**Objective**.
In the data, extract each line that holds the string "disclosed".

**Data**.
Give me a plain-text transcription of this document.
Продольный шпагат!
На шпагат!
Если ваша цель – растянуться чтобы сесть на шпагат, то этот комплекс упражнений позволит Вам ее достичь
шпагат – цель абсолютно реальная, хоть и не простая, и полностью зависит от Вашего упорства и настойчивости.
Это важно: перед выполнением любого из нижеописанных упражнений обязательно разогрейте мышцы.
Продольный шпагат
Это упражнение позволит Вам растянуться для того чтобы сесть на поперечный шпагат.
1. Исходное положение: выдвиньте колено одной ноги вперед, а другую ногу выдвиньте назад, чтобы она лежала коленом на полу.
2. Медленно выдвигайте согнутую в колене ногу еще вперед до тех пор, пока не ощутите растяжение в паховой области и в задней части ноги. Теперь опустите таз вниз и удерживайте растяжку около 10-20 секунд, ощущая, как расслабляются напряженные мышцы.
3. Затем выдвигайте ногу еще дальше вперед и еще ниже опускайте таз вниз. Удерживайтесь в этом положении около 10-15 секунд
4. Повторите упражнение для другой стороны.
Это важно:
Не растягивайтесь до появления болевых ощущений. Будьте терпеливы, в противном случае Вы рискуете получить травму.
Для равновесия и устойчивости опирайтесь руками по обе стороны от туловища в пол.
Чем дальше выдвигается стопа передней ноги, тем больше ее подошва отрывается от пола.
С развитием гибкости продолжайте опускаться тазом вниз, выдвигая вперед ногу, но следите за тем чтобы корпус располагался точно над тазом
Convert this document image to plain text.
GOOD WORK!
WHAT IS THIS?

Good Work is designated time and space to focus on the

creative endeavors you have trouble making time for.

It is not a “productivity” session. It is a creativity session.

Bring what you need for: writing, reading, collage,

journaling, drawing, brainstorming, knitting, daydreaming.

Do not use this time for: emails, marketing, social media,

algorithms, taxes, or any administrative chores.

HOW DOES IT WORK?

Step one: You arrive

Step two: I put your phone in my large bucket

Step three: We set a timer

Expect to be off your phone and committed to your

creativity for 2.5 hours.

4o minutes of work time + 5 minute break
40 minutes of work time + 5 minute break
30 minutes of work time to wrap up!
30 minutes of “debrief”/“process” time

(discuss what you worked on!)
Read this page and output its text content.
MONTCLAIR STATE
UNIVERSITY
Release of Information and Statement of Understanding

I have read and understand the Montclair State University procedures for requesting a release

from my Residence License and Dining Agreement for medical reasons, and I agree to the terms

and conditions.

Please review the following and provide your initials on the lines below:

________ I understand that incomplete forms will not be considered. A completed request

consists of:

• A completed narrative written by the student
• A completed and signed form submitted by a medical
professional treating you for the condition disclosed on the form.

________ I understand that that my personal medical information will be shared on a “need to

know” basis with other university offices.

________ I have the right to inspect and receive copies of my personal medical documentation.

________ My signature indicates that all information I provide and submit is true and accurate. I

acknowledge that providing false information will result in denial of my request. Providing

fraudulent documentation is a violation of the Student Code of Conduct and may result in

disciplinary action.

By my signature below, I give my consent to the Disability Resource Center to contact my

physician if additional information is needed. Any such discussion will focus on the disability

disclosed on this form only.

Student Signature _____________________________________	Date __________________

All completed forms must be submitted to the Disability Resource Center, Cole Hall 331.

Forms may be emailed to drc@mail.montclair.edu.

**Solution to the problem**.
professional treating you for the condition disclosed on the form.
disclosed on this form only.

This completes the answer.